Document text →
Adding solution constraints#

sparse-lm allows including external solution constraints to the regression objective by exposing the underlying cvxpy problem objects. This is useful to solve regression problems with additional constraints, such as non-negativity.

NOTE: That this functionality does not fully align with the requirements for compatible scikit-learn estimators, meaning that using an estimator with additional constraints added in a ski-kit learn pipeline or model selection is not supported.

To show how to include constraints, we will solve a common problem in materials science: predicting the formation energy of many configurations of an alloy. In such problems, it is usually very important to ensure that the predicted formation energies for “ground-states” (i.e. energies that define the lower convex-hull of the energy vs composition graph) remain on the convex-hull. Similarly, it is often important to ensure that the predicted formation energies that are not “ground-states” in the training data remain above the predicted convex-hull.

The example follows the methodology described in this paper: https://www.nature.com/articles/s41524-017-0032-0

This example requires the pymatgen materials analysis package to be installed to easily plot convex-hulls: https://pymatgen.org/installation.html

The training data used in this example is taken from this tutorial: https://icet.materialsmodeling.org/tutorial.zip for the icet cluster expansion Python package (https://icet.materialsmodeling.org/).

  • plot chull
  • plot chull
  • plot chull
  • plot chull
  • plot chull
Lasso train RMSE:                 0.0028
L2L0 train RMSE:                  0.0030
L2L0 with constraings train RMSE: 0.0036

import json

import matplotlib.pyplot as plt
import numpy as np
import pymatgen.analysis.phase_diagram as pd
from pymatgen.core import Structure
from sklearn.linear_model import Lasso
from sklearn.metrics import mean_squared_error

from sparselm.model import L2L0

# load training data
X, y = np.load("corr.npy"), np.load("energy.npy")

# load corresponding structure objects
with open("structures.json") as fp:
    structures = json.load(fp)

structures = [Structure.from_dict(s) for s in structures]

# create regressors (the hyperparameters have already been tuned)
lasso_regressor = Lasso(fit_intercept=True, alpha=1.29e-5)
# alpha is the pseudo-l0 norm hyperparameter and eta is the l2-norm hyperparameter
l2l0_regressor = L2L0(
    fit_intercept=True,
    alpha=3.16e-7,
    eta=1.66e-6,
    solver="GUROBI",
    solver_options={"Threads": 4},
)

# fit models
lasso_regressor.fit(X, y)
l2l0_regressor.fit(X, y)

# create phase diagram entries with training data
training_entries = []
for i, structure in enumerate(structures):
    corrs = X[
        i
    ]  # in this problem the features of a sample are referred to as correlation vectors
    energy = y[i] * len(
        structure
    )  # the energy must be scaled by size to create the phase diagram
    entry = pd.PDEntry(
        structure.composition,
        energy,
        attribute={"corrs": corrs, "size": len(structure)},
    )

What you are asked to do → Please answer from the page on adding solution constraints: which package does its example need installed to plot convex-hulls?

Entries provided →

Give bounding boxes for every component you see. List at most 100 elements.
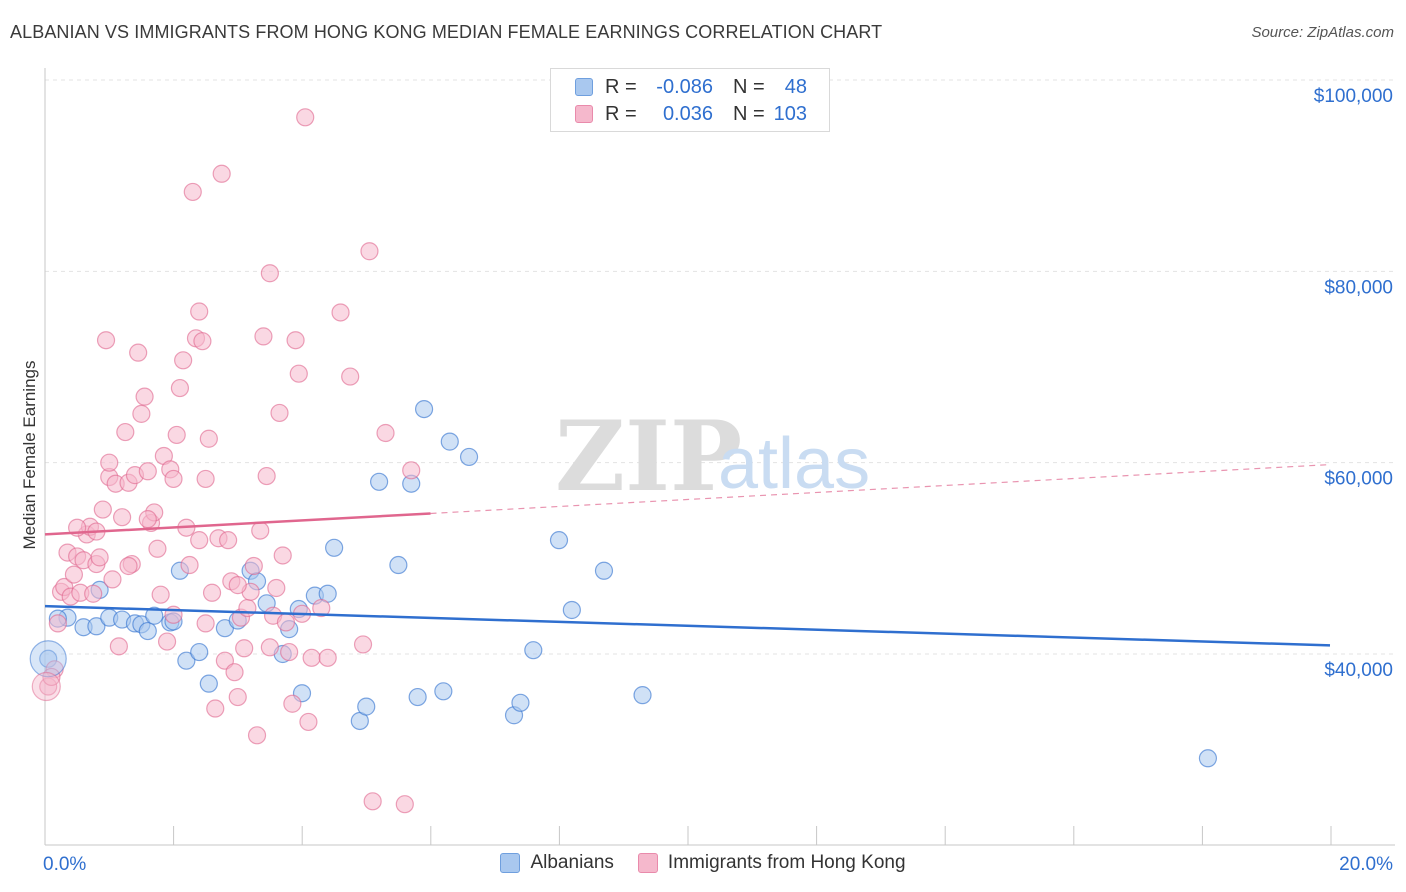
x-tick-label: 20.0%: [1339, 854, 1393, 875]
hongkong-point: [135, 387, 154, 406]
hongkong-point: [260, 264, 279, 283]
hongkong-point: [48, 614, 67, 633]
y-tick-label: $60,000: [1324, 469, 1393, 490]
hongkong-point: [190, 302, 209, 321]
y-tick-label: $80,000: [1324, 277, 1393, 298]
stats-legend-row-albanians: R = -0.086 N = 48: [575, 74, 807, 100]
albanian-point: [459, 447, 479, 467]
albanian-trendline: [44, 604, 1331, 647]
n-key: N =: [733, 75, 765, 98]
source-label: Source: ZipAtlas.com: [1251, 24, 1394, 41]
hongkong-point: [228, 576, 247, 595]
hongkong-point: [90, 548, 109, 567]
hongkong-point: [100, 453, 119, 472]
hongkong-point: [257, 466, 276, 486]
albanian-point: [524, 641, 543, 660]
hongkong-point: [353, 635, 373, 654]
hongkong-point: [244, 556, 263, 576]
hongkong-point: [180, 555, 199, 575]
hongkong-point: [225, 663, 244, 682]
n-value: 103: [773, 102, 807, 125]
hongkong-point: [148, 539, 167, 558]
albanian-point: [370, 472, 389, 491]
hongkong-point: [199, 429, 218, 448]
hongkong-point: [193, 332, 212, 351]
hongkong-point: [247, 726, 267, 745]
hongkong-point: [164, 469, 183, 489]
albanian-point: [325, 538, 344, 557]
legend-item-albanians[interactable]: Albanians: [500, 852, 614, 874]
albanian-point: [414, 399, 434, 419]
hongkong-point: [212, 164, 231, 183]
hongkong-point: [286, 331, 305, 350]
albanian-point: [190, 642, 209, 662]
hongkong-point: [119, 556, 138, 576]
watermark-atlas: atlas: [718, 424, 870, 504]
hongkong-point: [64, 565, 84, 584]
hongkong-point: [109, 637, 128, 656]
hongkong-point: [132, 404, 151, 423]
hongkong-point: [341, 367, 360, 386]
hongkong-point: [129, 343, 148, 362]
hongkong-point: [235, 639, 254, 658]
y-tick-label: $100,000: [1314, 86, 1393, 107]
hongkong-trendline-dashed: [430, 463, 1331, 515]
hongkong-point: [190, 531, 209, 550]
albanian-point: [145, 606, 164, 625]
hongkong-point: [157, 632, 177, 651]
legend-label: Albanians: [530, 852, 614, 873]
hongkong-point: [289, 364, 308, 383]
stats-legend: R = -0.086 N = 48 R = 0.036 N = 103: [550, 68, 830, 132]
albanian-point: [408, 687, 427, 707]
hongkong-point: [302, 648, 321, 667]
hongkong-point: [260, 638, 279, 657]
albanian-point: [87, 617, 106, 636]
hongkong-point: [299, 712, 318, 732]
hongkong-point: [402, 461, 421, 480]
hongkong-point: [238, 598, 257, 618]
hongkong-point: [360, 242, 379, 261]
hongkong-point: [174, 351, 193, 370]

Right answer → The pymatgen materials analysis package.